YOUR OBJECTIVE: Extend the blog posts on British television below, beginning right after their final sentence.

SELECTED EXCERPT:
□ □ □ □ □ □ □

Showing posts with label BBC. Show all posts
Showing posts with label BBC. Show all posts

Sunday, 8 June 2008

Viva Lucinda!

Time for all good chaps to stand up and say, hurrah that Lucinda won't be Surulun's Apprentice!

We are all too prone to wish for our favourite characters to "win" on tv contest shows, but the truth about The Apprentice is that the prize is one anybody with the full complement of marbles would pay good money to avoid.

Work in a shabby office in Brentwood? With a grumpy little scratchy faced gremlin shouting and harumphing at you? Having to wear ugly clothes and have people say horrible personal remarks to you? For a salary cut? Why would Lucinda want any such prize? Why would anybody?

This probably accounts for the overall repulsiveness of the candidates on the show. Anybody who would want to work in such conditions is clearly wanting in either imagination or common sense - and neither type is somebody you'd miss much down the pub. Or in the office, come to that. Lucinda was too polite and too clever and too amusingly dressed to be part of the gruff little gremlin's business empire. I wish her well, and couldn't combine that with wishing her Viglen. Two of the remaining candidates are quite hideous in terms of morals and manners, and they richly deserve it. They are also eye-poppingly incompetent and cannot identify good practice when they see it. Quick! to Brentwood with them!

All good people say amen.


NEVER FORGET

I just accidentally caught Take That in concert on T4. It was amazing. Gary Barlow sounds exactly like a Alex from A Clockwork Orange - it's like the character has been reincarnated as a Butlin's Redcoat. And I have never seen four people work so hard in my life. Mr Barlow is nearly not a Suet Pudding Boy any longer; though Mark Owen can still find an inch to pinch, it is on Mr Barlow's bum, where anybody should be a bit squodgy.

Jason Orange and Howard did pole-dancing, which was frankly terrifying. It explained exactly why no woman frequents such clubs, as did the remainder of the number where the ladies wore the silver jackets (though disappointingly not the trowsis) and the lads did the lap dancing. Any man opening a club for the ladies' market runs the risks of instance arrest for what looks like some sort of shape-up-and-sexually-harass to music class.

Then they all stood on a piano and made the audience sing, Gary Barlow terrifying people into acquiescence with his bizarre Malcolm McDowall channelling and Howard skipping about like a loose-limbed 6 and a half foot puppet. He's the scariest one to have on your lap.

Gutted I didn't go now.

Thursday, 20 March 2008

Too Late ...

Torchwood may be improving, but its credibility is being hopelessly undermined by Capn Jack's parallel universe existence as Judge John on I'd Do Anything. I am hopelessly ashamed of myself - as is so often the case when I admit to my preferred telly viewing - but already I am doomed to be drawn more and more into I'd Do Anything. It is the inevitable attraction of opposites: belonging to the humanoid sub-genus "I'd do nothing under any circumstances including probably the threat of death by encroaching natural disaster bar make a last cup of tea", I am magnetically attracted to the stories of those best described as the sub-genus "those who can be a little bit arsed" and mesmerised by "those who'd do anything".

□ □ □ □ □ □ □

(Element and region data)
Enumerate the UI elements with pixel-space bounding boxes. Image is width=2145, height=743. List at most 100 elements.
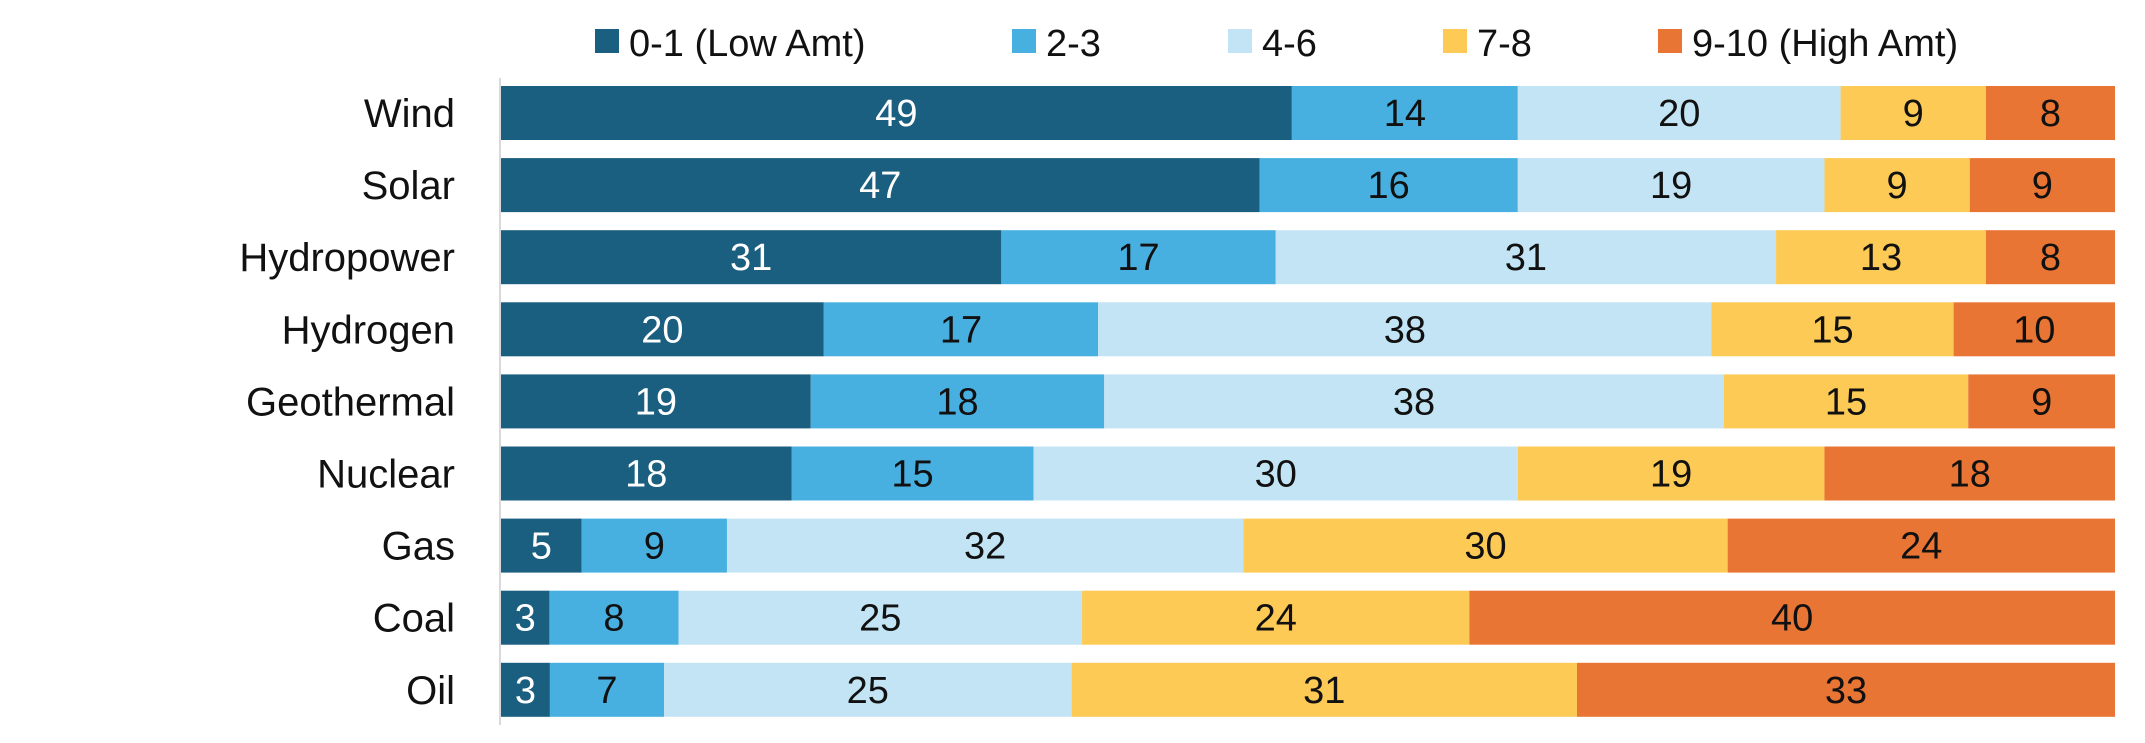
data-label-solar-0-1-low-amt: 47 xyxy=(859,165,901,207)
bar-coal-9-10-high-amt xyxy=(1469,590,2115,645)
data-label-wind-2-3: 14 xyxy=(1384,93,1426,135)
bar-wind-7-8 xyxy=(1840,86,1986,140)
bar-wind-2-3 xyxy=(1291,86,1518,140)
bar-solar-0-1-low-amt xyxy=(501,158,1260,213)
data-label-gas-7-8: 30 xyxy=(1464,526,1506,568)
bar-gas-4-6 xyxy=(726,518,1244,573)
legend-swatch-4-6 xyxy=(1228,29,1252,53)
data-label-geothermal-9-10-high-amt: 9 xyxy=(2031,381,2052,423)
bar-wind-4-6 xyxy=(1517,86,1841,140)
bar-hydrogen-2-3 xyxy=(823,302,1099,357)
bar-oil-0-1-low-amt xyxy=(501,662,550,717)
bar-hydropower-7-8 xyxy=(1776,230,1986,285)
data-label-hydrogen-2-3: 17 xyxy=(940,309,982,351)
bar-nuclear-7-8 xyxy=(1517,446,1825,501)
data-label-hydrogen-0-1-low-amt: 20 xyxy=(641,309,683,351)
bar-hydrogen-4-6 xyxy=(1098,302,1712,357)
bar-solar-9-10-high-amt xyxy=(1969,158,2115,213)
bar-hydropower-0-1-low-amt xyxy=(501,230,1002,285)
data-label-coal-2-3: 8 xyxy=(603,598,624,640)
data-label-hydrogen-4-6: 38 xyxy=(1384,309,1426,351)
legend-label-0-1-low-amt: 0-1 (Low Amt) xyxy=(629,23,866,65)
data-label-nuclear-2-3: 15 xyxy=(891,454,933,496)
data-label-coal-9-10-high-amt: 40 xyxy=(1771,598,1813,640)
bar-geothermal-2-3 xyxy=(810,374,1105,429)
data-label-solar-7-8: 9 xyxy=(1887,165,1908,207)
legend-swatch-0-1-low-amt xyxy=(595,29,619,53)
category-label-nuclear: Nuclear xyxy=(317,453,455,497)
data-label-gas-9-10-high-amt: 24 xyxy=(1900,526,1942,568)
data-label-oil-9-10-high-amt: 33 xyxy=(1825,670,1867,712)
data-label-wind-0-1-low-amt: 49 xyxy=(875,93,917,135)
data-label-wind-9-10-high-amt: 8 xyxy=(2040,93,2061,135)
data-label-hydrogen-7-8: 15 xyxy=(1811,309,1853,351)
bar-hydrogen-0-1-low-amt xyxy=(501,302,824,357)
data-label-geothermal-4-6: 38 xyxy=(1393,381,1435,423)
bar-solar-4-6 xyxy=(1517,158,1825,213)
bar-gas-0-1-low-amt xyxy=(501,518,582,573)
category-label-hydropower: Hydropower xyxy=(239,236,455,280)
data-label-oil-7-8: 31 xyxy=(1303,670,1345,712)
bar-oil-7-8 xyxy=(1071,662,1577,717)
bar-oil-4-6 xyxy=(664,662,1072,717)
bar-nuclear-2-3 xyxy=(791,446,1034,501)
data-label-hydropower-4-6: 31 xyxy=(1505,237,1547,279)
bar-nuclear-0-1-low-amt xyxy=(501,446,792,501)
bar-geothermal-4-6 xyxy=(1104,374,1724,429)
category-label-wind: Wind xyxy=(364,92,455,136)
bar-oil-9-10-high-amt xyxy=(1577,662,2115,717)
bar-wind-9-10-high-amt xyxy=(1985,86,2115,140)
bar-hydropower-4-6 xyxy=(1275,230,1777,285)
data-label-solar-4-6: 19 xyxy=(1650,165,1692,207)
data-label-hydropower-0-1-low-amt: 31 xyxy=(730,237,772,279)
legend-label-9-10-high-amt: 9-10 (High Amt) xyxy=(1692,23,1958,65)
data-label-nuclear-0-1-low-amt: 18 xyxy=(625,454,667,496)
data-label-nuclear-4-6: 30 xyxy=(1255,454,1297,496)
bar-nuclear-4-6 xyxy=(1033,446,1518,501)
data-label-hydropower-7-8: 13 xyxy=(1860,237,1902,279)
bar-hydrogen-7-8 xyxy=(1711,302,1954,357)
data-label-geothermal-0-1-low-amt: 19 xyxy=(635,381,677,423)
data-label-geothermal-2-3: 18 xyxy=(936,381,978,423)
bar-wind-0-1-low-amt xyxy=(501,86,1292,140)
data-label-gas-0-1-low-amt: 5 xyxy=(531,526,552,568)
data-label-hydropower-9-10-high-amt: 8 xyxy=(2040,237,2061,279)
legend-swatch-9-10-high-amt xyxy=(1658,29,1682,53)
data-label-gas-4-6: 32 xyxy=(964,526,1006,568)
data-label-oil-0-1-low-amt: 3 xyxy=(515,670,536,712)
category-label-gas: Gas xyxy=(382,525,455,569)
bar-hydrogen-9-10-high-amt xyxy=(1953,302,2115,357)
category-label-oil: Oil xyxy=(406,669,455,713)
category-label-solar: Solar xyxy=(362,164,455,208)
category-label-geothermal: Geothermal xyxy=(246,380,455,424)
bar-geothermal-0-1-low-amt xyxy=(501,374,811,429)
legend-label-2-3: 2-3 xyxy=(1046,23,1101,65)
category-labels: Wind Solar Hydropower Hydrogen Geothermal Nuc… xyxy=(239,92,455,713)
data-label-coal-4-6: 25 xyxy=(859,598,901,640)
bar-gas-2-3 xyxy=(581,518,727,573)
data-label-coal-7-8: 24 xyxy=(1255,598,1297,640)
legend-label-4-6: 4-6 xyxy=(1262,23,1317,65)
data-label-hydrogen-9-10-high-amt: 10 xyxy=(2013,309,2055,351)
data-label-wind-7-8: 9 xyxy=(1903,93,1924,135)
chart-legend: 0-1 (Low Amt) 2-3 4-6 7-8 9-10 (High Amt) xyxy=(595,23,1958,65)
category-label-coal: Coal xyxy=(373,597,455,641)
bar-coal-0-1-low-amt xyxy=(501,590,550,645)
data-label-wind-4-6: 20 xyxy=(1658,93,1700,135)
bar-solar-2-3 xyxy=(1259,158,1518,213)
bar-hydropower-2-3 xyxy=(1001,230,1276,285)
legend-swatch-2-3 xyxy=(1012,29,1036,53)
bar-coal-2-3 xyxy=(549,590,679,645)
data-label-geothermal-7-8: 15 xyxy=(1825,381,1867,423)
data-label-oil-4-6: 25 xyxy=(847,670,889,712)
data-label-solar-9-10-high-amt: 9 xyxy=(2032,165,2053,207)
data-label-nuclear-7-8: 19 xyxy=(1650,454,1692,496)
bar-hydropower-9-10-high-amt xyxy=(1985,230,2115,285)
category-label-hydrogen: Hydrogen xyxy=(282,308,455,352)
bar-solar-7-8 xyxy=(1824,158,1970,213)
bar-gas-7-8 xyxy=(1243,518,1728,573)
bar-gas-9-10-high-amt xyxy=(1727,518,2115,573)
bar-geothermal-9-10-high-amt xyxy=(1968,374,2115,429)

□ □ □ □ □ □ □

TASK RESULT:
Although loathing Andrew Lloyd Webber with a fixed and beady hardness which he has done nothing much except appear on my telly to deserve, I suffered similarly during How Do You Solve A Problem Like Maria. I grew increasingly fixated on the Romanian Maria who was unsuitable but could sing circles round any of the others. Blatantly bloody scary, having survived a post-Soviet hell-dimension and escaped, she had neither the accent nor the softness to play a singing ninny-nunny-nanny type, but how could you not admire her sheer flinty determination? You weren't given much of a choice; it was a total fix for Connie from the get-go - see Krenztvs passim on anti-democracy in vote-in shows on the BBC. ALW got to choose. Sometimes he chose crapcakes candidates to make sure Connie wouldn't have any competition. One suspects that the reason the BBC promotes Comic and Sport Relief so enthusiastically is that the public phone in money which is then spent without the smallest reference to the donors, and nothing gets the BBC hot like money whose destination they choose. I'm not suggesting they embezzle it, just that they love to be the Power who picks what's worthwhile and what isn't.

I couldn't watch Joseph because it made me feel ill. I was unable to fancy ANY of them, and I didn't go much on the Judges' opinions of good singing voices either, because they all seemed to me to have trained in the Tinny and Nasal School of Song - you know, We'll Make You Sound Like a Calling Kitten OR YOUR MONEY BACK!

But Nancy and Oliver - what more heady cocktail could the BBC offer? Girls with tragic stories (and only one, disapproving Daddy between them) and big eyed boy children with perfect skin and unbroken voices (every single one with a Very Supportive Daddy); the whole thing is a festival of camp that only the hardest heart could refuse.

Over the coming weeks, the many, many sad stories of these girls' lives will be put to the test; their poverty, lack of opportunity and struggles against adversity explored, explained and subjected to the public vote, until one girl, who may or may not seem to be the best at singing, acting or dancing (but who will at some stage be called upon to smooch Capn Jack, mark my words gentle reader) will be crowned Queen of the Nancies. It's ten weeks of utter bliss.

Sunday, 25 November 2007

Just How Sexist Are We These Days, Anyway?

I grew up in an era when girls did have to pretend to be boys to get on. I don't have any complaints; a bloke who disliked girls with hairy pins when I was first at University could resign himself to three years of celibacy, and Serve The Rude Baskets Right.

However, I can't pretend it wasn't a bit of a relief when we could start being a bit saucy again and the Lesbian Contingent were allowed out of their hideous handknits. And all the time the pay gap was closing ... or well, it wasn't really, was it?

I look at the BBC these days and wonder WTF they're up to. Oggling the old goggle box, I often wonder where are the women on telly? And the answer is, in the newsroom. The number of women newsreaders is very striking and nowadays you even occasionally see TWO WOMEN (in trouser suits, usually) reading the main news on the main channels. Oooh.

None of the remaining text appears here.